Written instruction >> Identify each line in the records below that contains the word "subtitle", and copy it.

Provided entries >>
........
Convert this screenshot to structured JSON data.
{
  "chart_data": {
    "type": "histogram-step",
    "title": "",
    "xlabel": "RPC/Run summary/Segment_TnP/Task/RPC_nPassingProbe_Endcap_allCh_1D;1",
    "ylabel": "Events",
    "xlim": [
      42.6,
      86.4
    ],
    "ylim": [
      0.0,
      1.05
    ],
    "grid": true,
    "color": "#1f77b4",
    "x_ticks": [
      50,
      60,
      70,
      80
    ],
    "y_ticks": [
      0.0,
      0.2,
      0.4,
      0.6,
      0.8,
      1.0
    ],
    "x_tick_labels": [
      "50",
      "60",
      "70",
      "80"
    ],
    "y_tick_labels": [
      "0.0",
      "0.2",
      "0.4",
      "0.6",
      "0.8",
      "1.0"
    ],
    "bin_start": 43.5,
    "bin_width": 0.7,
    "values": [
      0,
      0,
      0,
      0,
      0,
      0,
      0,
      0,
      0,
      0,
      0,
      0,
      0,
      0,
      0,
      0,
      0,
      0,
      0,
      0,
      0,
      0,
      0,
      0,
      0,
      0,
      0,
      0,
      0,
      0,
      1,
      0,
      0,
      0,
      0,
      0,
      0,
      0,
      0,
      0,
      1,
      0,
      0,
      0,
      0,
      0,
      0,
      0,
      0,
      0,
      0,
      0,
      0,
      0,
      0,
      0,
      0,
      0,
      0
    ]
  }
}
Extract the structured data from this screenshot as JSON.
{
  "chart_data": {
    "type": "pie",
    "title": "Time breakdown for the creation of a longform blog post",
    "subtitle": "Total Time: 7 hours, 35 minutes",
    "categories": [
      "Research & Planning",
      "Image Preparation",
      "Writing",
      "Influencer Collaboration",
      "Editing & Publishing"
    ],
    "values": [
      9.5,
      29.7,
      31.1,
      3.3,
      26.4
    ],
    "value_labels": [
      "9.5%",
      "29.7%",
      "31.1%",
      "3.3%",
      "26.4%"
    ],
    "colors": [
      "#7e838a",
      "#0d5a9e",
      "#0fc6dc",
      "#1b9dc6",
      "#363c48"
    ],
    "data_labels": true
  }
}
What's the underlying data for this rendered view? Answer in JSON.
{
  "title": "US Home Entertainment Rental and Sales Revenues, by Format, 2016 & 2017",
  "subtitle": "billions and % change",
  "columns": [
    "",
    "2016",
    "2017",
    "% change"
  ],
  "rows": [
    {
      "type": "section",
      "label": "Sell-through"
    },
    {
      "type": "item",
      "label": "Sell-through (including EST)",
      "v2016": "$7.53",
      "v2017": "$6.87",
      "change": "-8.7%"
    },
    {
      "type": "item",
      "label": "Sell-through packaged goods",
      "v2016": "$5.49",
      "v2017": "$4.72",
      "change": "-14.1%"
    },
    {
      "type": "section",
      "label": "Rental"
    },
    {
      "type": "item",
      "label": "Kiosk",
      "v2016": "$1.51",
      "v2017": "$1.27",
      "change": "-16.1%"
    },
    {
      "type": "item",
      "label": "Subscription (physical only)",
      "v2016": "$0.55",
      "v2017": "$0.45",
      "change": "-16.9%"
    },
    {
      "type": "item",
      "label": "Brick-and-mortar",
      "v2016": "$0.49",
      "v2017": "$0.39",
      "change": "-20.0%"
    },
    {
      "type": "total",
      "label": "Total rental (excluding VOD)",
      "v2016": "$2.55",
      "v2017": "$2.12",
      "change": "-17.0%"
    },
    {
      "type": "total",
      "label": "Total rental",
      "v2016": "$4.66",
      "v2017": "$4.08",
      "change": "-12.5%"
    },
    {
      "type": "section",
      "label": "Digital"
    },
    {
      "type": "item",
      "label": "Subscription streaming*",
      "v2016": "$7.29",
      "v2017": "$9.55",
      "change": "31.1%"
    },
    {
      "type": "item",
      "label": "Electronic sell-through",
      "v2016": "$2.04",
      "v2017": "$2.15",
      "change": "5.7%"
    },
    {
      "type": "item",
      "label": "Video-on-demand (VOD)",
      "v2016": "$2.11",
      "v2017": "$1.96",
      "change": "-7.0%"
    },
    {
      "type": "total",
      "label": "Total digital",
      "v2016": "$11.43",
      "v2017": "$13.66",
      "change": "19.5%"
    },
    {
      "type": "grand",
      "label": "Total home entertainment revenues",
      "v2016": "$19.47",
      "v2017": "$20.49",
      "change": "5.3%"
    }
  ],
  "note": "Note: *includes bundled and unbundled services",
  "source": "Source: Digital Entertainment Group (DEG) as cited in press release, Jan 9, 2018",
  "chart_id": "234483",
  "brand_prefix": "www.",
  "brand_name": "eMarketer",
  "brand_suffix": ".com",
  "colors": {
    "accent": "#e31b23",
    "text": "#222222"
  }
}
........
Expected output >>
    "subtitle": "Total Time: 7 hours, 35 minutes",
  "subtitle": "billions and % change",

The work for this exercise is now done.